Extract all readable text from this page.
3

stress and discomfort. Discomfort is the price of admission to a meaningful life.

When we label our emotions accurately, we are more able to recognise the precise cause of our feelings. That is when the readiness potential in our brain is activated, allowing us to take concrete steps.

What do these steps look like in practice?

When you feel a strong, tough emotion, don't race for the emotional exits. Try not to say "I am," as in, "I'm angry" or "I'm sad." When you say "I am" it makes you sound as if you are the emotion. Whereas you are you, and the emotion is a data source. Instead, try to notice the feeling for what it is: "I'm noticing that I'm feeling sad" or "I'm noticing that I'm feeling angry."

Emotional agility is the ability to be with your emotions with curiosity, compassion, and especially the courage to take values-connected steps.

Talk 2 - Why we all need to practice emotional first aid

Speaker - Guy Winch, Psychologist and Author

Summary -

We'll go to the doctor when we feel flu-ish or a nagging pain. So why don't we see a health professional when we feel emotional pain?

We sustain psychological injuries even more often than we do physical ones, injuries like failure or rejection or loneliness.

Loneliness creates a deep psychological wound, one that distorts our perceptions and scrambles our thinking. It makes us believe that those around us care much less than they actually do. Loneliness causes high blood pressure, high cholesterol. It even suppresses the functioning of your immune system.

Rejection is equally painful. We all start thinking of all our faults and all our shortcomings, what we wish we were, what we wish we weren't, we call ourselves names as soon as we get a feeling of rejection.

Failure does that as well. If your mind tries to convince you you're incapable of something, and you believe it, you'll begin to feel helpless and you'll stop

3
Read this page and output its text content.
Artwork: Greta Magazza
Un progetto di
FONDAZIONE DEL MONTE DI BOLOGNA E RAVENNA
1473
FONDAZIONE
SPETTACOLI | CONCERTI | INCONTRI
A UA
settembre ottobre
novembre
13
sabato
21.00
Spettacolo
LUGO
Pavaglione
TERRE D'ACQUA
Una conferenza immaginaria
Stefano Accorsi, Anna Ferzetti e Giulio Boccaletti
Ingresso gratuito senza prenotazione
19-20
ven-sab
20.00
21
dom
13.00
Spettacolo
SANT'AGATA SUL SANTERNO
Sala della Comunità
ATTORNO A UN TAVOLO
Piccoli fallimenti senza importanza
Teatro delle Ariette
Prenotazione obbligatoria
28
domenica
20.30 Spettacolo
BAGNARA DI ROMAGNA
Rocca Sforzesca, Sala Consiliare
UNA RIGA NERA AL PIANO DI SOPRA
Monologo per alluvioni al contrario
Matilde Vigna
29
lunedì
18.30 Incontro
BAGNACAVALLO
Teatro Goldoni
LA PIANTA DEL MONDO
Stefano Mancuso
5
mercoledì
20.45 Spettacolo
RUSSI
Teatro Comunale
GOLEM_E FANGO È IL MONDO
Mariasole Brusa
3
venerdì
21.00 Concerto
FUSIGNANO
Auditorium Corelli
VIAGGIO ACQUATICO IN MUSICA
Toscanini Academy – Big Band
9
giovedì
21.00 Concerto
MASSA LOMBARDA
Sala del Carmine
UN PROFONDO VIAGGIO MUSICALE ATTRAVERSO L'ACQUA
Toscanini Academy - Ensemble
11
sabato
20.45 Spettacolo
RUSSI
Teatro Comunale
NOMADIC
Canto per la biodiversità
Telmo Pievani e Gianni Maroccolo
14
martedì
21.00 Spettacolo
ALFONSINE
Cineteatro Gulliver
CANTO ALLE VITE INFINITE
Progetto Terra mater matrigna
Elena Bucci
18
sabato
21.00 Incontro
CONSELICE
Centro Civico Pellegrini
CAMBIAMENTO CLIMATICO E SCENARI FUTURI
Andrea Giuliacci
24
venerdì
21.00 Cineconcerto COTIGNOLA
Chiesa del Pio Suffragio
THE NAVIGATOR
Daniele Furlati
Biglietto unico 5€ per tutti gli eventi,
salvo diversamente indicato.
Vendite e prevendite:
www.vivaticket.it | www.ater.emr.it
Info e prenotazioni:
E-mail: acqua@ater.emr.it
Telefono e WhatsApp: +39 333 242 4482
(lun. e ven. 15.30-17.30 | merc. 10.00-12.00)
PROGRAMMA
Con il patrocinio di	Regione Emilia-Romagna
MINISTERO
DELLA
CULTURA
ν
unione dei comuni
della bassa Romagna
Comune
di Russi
● ● ● ● ●
## SET EXERCISE
Of the lines in this listing, report how many contain the string "like", and give the number only.

## TASK RESPONSE
2